DIRECTIONS: What you return must match the data below exactly, minus any pictures.

Document page data:
----------------
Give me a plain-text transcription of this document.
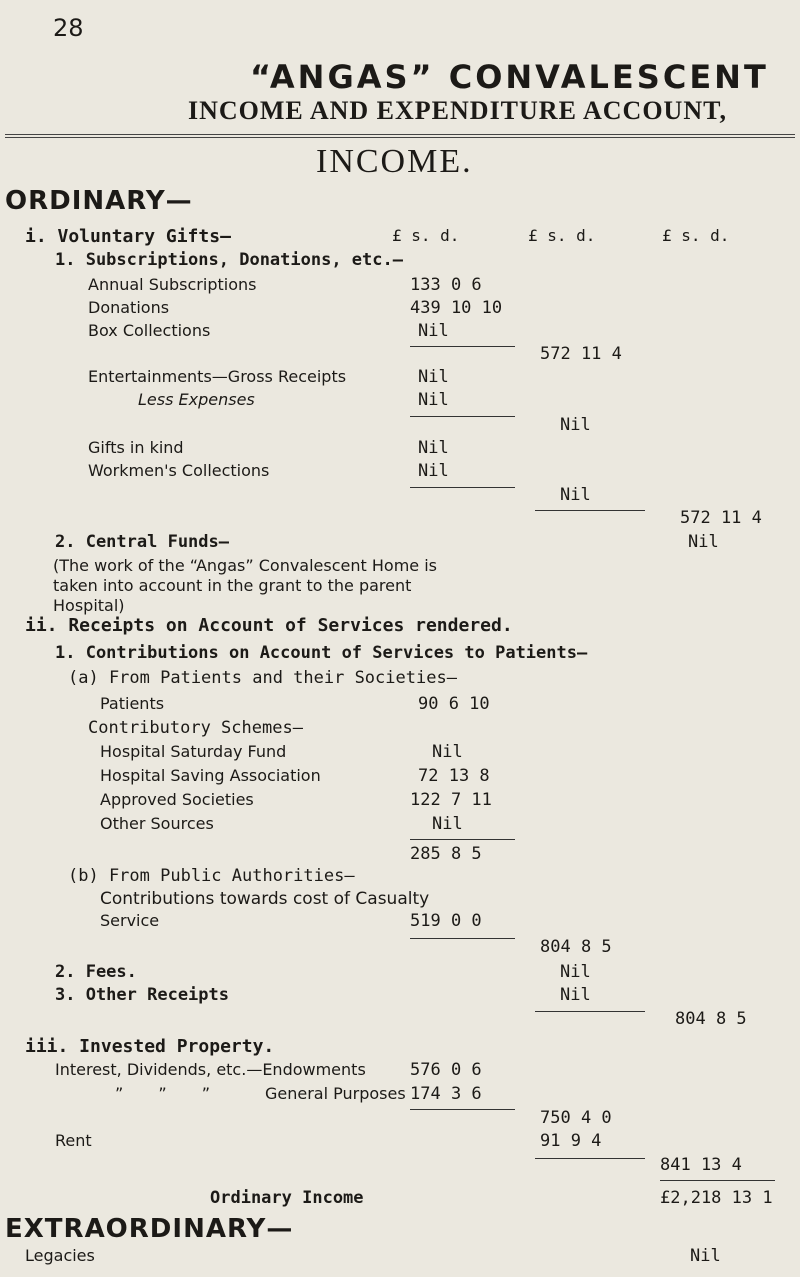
28
“ANGAS” CONVALESCENT
INCOME AND EXPENDITURE ACCOUNT,
INCOME.
ORDINARY—
£ s. d.	£ s. d.	£ s. d.
i. Voluntary Gifts—
1. Subscriptions, Donations, etc.—
Annual Subscriptions	133 0 6
Donations	439 10 10
Box Collections	Nil
572 11 4
Entertainments—Gross Receipts	Nil
Less Expenses	Nil
Nil
Gifts in kind	Nil
Workmen's Collections	Nil
Nil
572 11 4
2. Central Funds—	Nil
(The work of the “Angas” Convalescent Home is taken into account in the grant to the parent Hospital)
ii. Receipts on Account of Services rendered.
1. Contributions on Account of Services to Patients—
(a) From Patients and their Societies—
Patients	90 6 10
Contributory Schemes—
Hospital Saturday Fund	Nil
Hospital Saving Association	72 13 8
Approved Societies	122 7 11
Other Sources	Nil
285 8 5
(b) From Public Authorities—
Contributions towards cost of Casualty
Service	519 0 0
804 8 5
2. Fees.	Nil
3. Other Receipts	Nil
804 8 5
iii. Invested Property.
Interest, Dividends, etc.—Endowments	576 0 6
” ” ”	General Purposes 174 3 6
750 4 0
Rent	91 9 4
841 13 4
Ordinary Income	£2,218 13 1
EXTRAORDINARY—
Legacies	Nil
----------------
RESPONSE TO THIS TASK:
Give me a plain-text transcription of this document.
28
“ANGAS” CONVALESCENT
INCOME AND EXPENDITURE ACCOUNT,
INCOME.
ORDINARY—
£ s. d.	£ s. d.	£ s. d.
i. Voluntary Gifts—
1. Subscriptions, Donations, etc.—
Annual Subscriptions	133 0 6
Donations	439 10 10
Box Collections	Nil
572 11 4
Entertainments—Gross Receipts	Nil
Less Expenses	Nil
Nil
Gifts in kind	Nil
Workmen's Collections	Nil
Nil
572 11 4
2. Central Funds—	Nil
(The work of the “Angas” Convalescent Home is taken into account in the grant to the parent Hospital)
ii. Receipts on Account of Services rendered.
1. Contributions on Account of Services to Patients—
(a) From Patients and their Societies—
Patients	90 6 10
Contributory Schemes—
Hospital Saturday Fund	Nil
Hospital Saving Association	72 13 8
Approved Societies	122 7 11
Other Sources	Nil
285 8 5
(b) From Public Authorities—
Contributions towards cost of Casualty
Service	519 0 0
804 8 5
2. Fees.	Nil
3. Other Receipts	Nil
804 8 5
iii. Invested Property.
Interest, Dividends, etc.—Endowments	576 0 6
” ” ”	General Purposes 174 3 6
750 4 0
Rent	91 9 4
841 13 4
Ordinary Income	£2,218 13 1
EXTRAORDINARY—
Legacies	Nil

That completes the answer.